» **WRITTEN PROBLEM**: Please copy the records below line for line, leaving out the pictures.

----- TASK INPUTS -----

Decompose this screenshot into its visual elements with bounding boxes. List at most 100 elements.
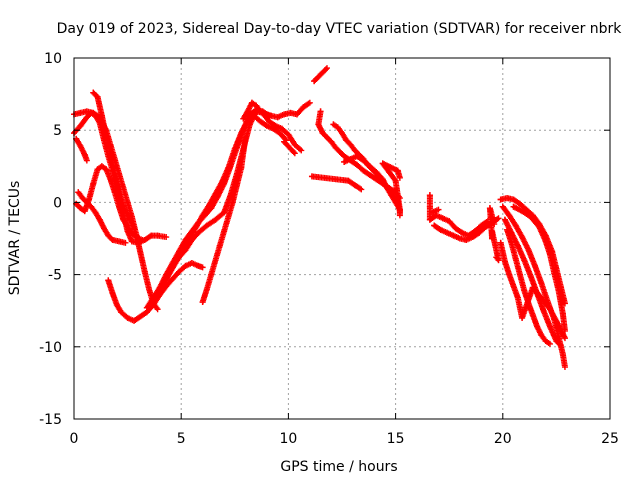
- data-point: [122, 239, 129, 246]
- data-point: [212, 216, 219, 223]
- data-point: [94, 166, 101, 173]
- data-point: [392, 177, 399, 184]
- data-point: [107, 176, 114, 183]
- data-point: [306, 99, 313, 106]
- data-point: [109, 236, 116, 243]
- data-point: [555, 287, 562, 294]
- data-point: [351, 182, 358, 189]
- data-point: [504, 195, 511, 202]
- data-point: [163, 234, 170, 241]
- data-point: [444, 229, 451, 236]
- data-point: [128, 238, 135, 245]
- data-point: [386, 187, 393, 194]
- data-point: [510, 203, 517, 210]
- x-tick-label: 10: [279, 431, 297, 447]
- data-point: [143, 304, 150, 311]
- data-point: [94, 93, 101, 100]
- data-point: [111, 170, 118, 177]
- data-point: [339, 130, 345, 137]
- x-tick-label: 5: [177, 431, 186, 447]
- data-point: [347, 141, 354, 148]
- data-point: [559, 310, 566, 317]
- series-track-e: [75, 189, 129, 246]
- data-point: [504, 226, 511, 233]
- data-point: [261, 112, 268, 119]
- data-point: [538, 280, 545, 287]
- data-point: [116, 203, 123, 210]
- data-point: [81, 208, 88, 215]
- y-tick-label: 0: [53, 195, 62, 211]
- data-point: [534, 323, 541, 330]
- data-point: [141, 268, 148, 275]
- data-point: [83, 114, 90, 121]
- data-point: [347, 156, 354, 163]
- tick-labels: 0 5 10 15 20 25 -15 -10 -5 0 5 10: [39, 51, 619, 447]
- data-point: [510, 196, 517, 203]
- data-point: [79, 195, 86, 202]
- data-point: [489, 235, 496, 242]
- data-point: [356, 151, 363, 158]
- data-point: [323, 65, 330, 72]
- data-point: [336, 148, 343, 155]
- data-point: [276, 130, 283, 137]
- data-point: [242, 134, 249, 141]
- data-point: [525, 247, 532, 254]
- data-point: [148, 232, 155, 239]
- data-point: [188, 236, 195, 243]
- data-point: [257, 118, 264, 125]
- data-point: [546, 340, 553, 347]
- axis-ticks: [73, 57, 611, 420]
- series-track-o: [281, 138, 365, 193]
- data-point: [358, 186, 365, 193]
- data-point: [154, 306, 161, 313]
- data-point: [238, 164, 245, 171]
- data-point: [561, 327, 568, 334]
- data-point: [285, 131, 292, 138]
- data-point: [366, 171, 373, 178]
- data-point: [486, 205, 493, 212]
- data-point: [233, 182, 240, 189]
- data-point: [351, 147, 358, 154]
- data-point: [274, 114, 281, 121]
- data-point: [357, 185, 364, 192]
- series-track-j: [199, 134, 249, 306]
- data-point: [431, 222, 438, 229]
- data-point: [514, 242, 521, 249]
- series-track-x: [510, 203, 568, 334]
- data-point: [266, 118, 273, 125]
- data-point: [519, 234, 526, 241]
- data-point: [536, 223, 543, 230]
- data-point: [195, 262, 202, 269]
- series-track-r: [486, 205, 502, 264]
- data-point: [212, 257, 219, 264]
- data-point: [231, 145, 238, 152]
- data-point: [135, 239, 142, 246]
- data-point: [290, 149, 297, 156]
- data-point: [394, 199, 401, 206]
- data-point: [459, 229, 466, 236]
- x-tick-label: 25: [601, 431, 619, 447]
- data-point: [218, 179, 225, 186]
- data-point: [77, 205, 84, 212]
- data-point: [506, 212, 513, 219]
- data-point: [77, 143, 84, 150]
- data-point: [542, 238, 549, 245]
- data-point: [538, 332, 545, 339]
- chart-title: Day 019 of 2023, Sidereal Day-to-day VTE…: [57, 21, 623, 37]
- data-point: [311, 78, 318, 85]
- data-point: [98, 163, 105, 170]
- data-point: [491, 221, 498, 228]
- data-point: [81, 151, 88, 158]
- data-point: [446, 218, 453, 225]
- data-point: [107, 150, 114, 157]
- data-point: [103, 166, 110, 173]
- data-point: [377, 176, 384, 183]
- data-point: [308, 173, 315, 180]
- data-point: [426, 216, 433, 223]
- data-point: [244, 108, 251, 115]
- data-point: [120, 216, 127, 223]
- data-point: [516, 271, 523, 278]
- data-point: [131, 317, 138, 324]
- data-point: [540, 307, 547, 314]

-----

» **OUTPUT**:
Decompose this screenshot into its visual elements with bounding boxes. List at most 100 elements.
- data-point: [122, 239, 129, 246]
- data-point: [212, 216, 219, 223]
- data-point: [94, 166, 101, 173]
- data-point: [392, 177, 399, 184]
- data-point: [107, 176, 114, 183]
- data-point: [306, 99, 313, 106]
- data-point: [109, 236, 116, 243]
- data-point: [555, 287, 562, 294]
- data-point: [351, 182, 358, 189]
- data-point: [504, 195, 511, 202]
- data-point: [163, 234, 170, 241]
- data-point: [444, 229, 451, 236]
- data-point: [128, 238, 135, 245]
- data-point: [386, 187, 393, 194]
- data-point: [510, 203, 517, 210]
- x-tick-label: 10: [279, 431, 297, 447]
- data-point: [143, 304, 150, 311]
- data-point: [94, 93, 101, 100]
- data-point: [111, 170, 118, 177]
- data-point: [339, 130, 345, 137]
- x-tick-label: 5: [177, 431, 186, 447]
- data-point: [347, 141, 354, 148]
- data-point: [559, 310, 566, 317]
- series-track-e: [75, 189, 129, 246]
- data-point: [504, 226, 511, 233]
- data-point: [261, 112, 268, 119]
- data-point: [538, 280, 545, 287]
- data-point: [116, 203, 123, 210]
- data-point: [81, 208, 88, 215]
- y-tick-label: 0: [53, 195, 62, 211]
- data-point: [534, 323, 541, 330]
- data-point: [141, 268, 148, 275]
- data-point: [83, 114, 90, 121]
- data-point: [347, 156, 354, 163]
- tick-labels: 0 5 10 15 20 25 -15 -10 -5 0 5 10: [39, 51, 619, 447]
- data-point: [510, 196, 517, 203]
- data-point: [79, 195, 86, 202]
- data-point: [489, 235, 496, 242]
- data-point: [356, 151, 363, 158]
- data-point: [323, 65, 330, 72]
- data-point: [336, 148, 343, 155]
- data-point: [276, 130, 283, 137]
- data-point: [242, 134, 249, 141]
- data-point: [525, 247, 532, 254]
- data-point: [148, 232, 155, 239]
- data-point: [188, 236, 195, 243]
- data-point: [257, 118, 264, 125]
- data-point: [546, 340, 553, 347]
- axis-ticks: [73, 57, 611, 420]
- series-track-o: [281, 138, 365, 193]
- data-point: [358, 186, 365, 193]
- data-point: [154, 306, 161, 313]
- data-point: [238, 164, 245, 171]
- data-point: [561, 327, 568, 334]
- data-point: [285, 131, 292, 138]
- data-point: [366, 171, 373, 178]
- data-point: [486, 205, 493, 212]
- data-point: [233, 182, 240, 189]
- data-point: [351, 147, 358, 154]
- data-point: [274, 114, 281, 121]
- data-point: [357, 185, 364, 192]
- series-track-j: [199, 134, 249, 306]
- data-point: [431, 222, 438, 229]
- data-point: [514, 242, 521, 249]
- series-track-x: [510, 203, 568, 334]
- data-point: [266, 118, 273, 125]
- data-point: [519, 234, 526, 241]
- data-point: [536, 223, 543, 230]
- data-point: [195, 262, 202, 269]
- series-track-r: [486, 205, 502, 264]
- data-point: [212, 257, 219, 264]
- data-point: [231, 145, 238, 152]
- data-point: [135, 239, 142, 246]
- data-point: [290, 149, 297, 156]
- data-point: [394, 199, 401, 206]
- data-point: [459, 229, 466, 236]
- x-tick-label: 25: [601, 431, 619, 447]
- data-point: [218, 179, 225, 186]
- data-point: [77, 205, 84, 212]
- data-point: [506, 212, 513, 219]
- data-point: [77, 143, 84, 150]
- data-point: [542, 238, 549, 245]
- data-point: [538, 332, 545, 339]
- chart-title: Day 019 of 2023, Sidereal Day-to-day VTE…: [57, 21, 623, 37]
- data-point: [311, 78, 318, 85]
- data-point: [98, 163, 105, 170]
- data-point: [491, 221, 498, 228]
- data-point: [81, 151, 88, 158]
- data-point: [446, 218, 453, 225]
- data-point: [107, 150, 114, 157]
- data-point: [103, 166, 110, 173]
- data-point: [377, 176, 384, 183]
- data-point: [308, 173, 315, 180]
- data-point: [426, 216, 433, 223]
- data-point: [244, 108, 251, 115]
- data-point: [120, 216, 127, 223]
- data-point: [516, 271, 523, 278]
- data-point: [131, 317, 138, 324]
- data-point: [540, 307, 547, 314]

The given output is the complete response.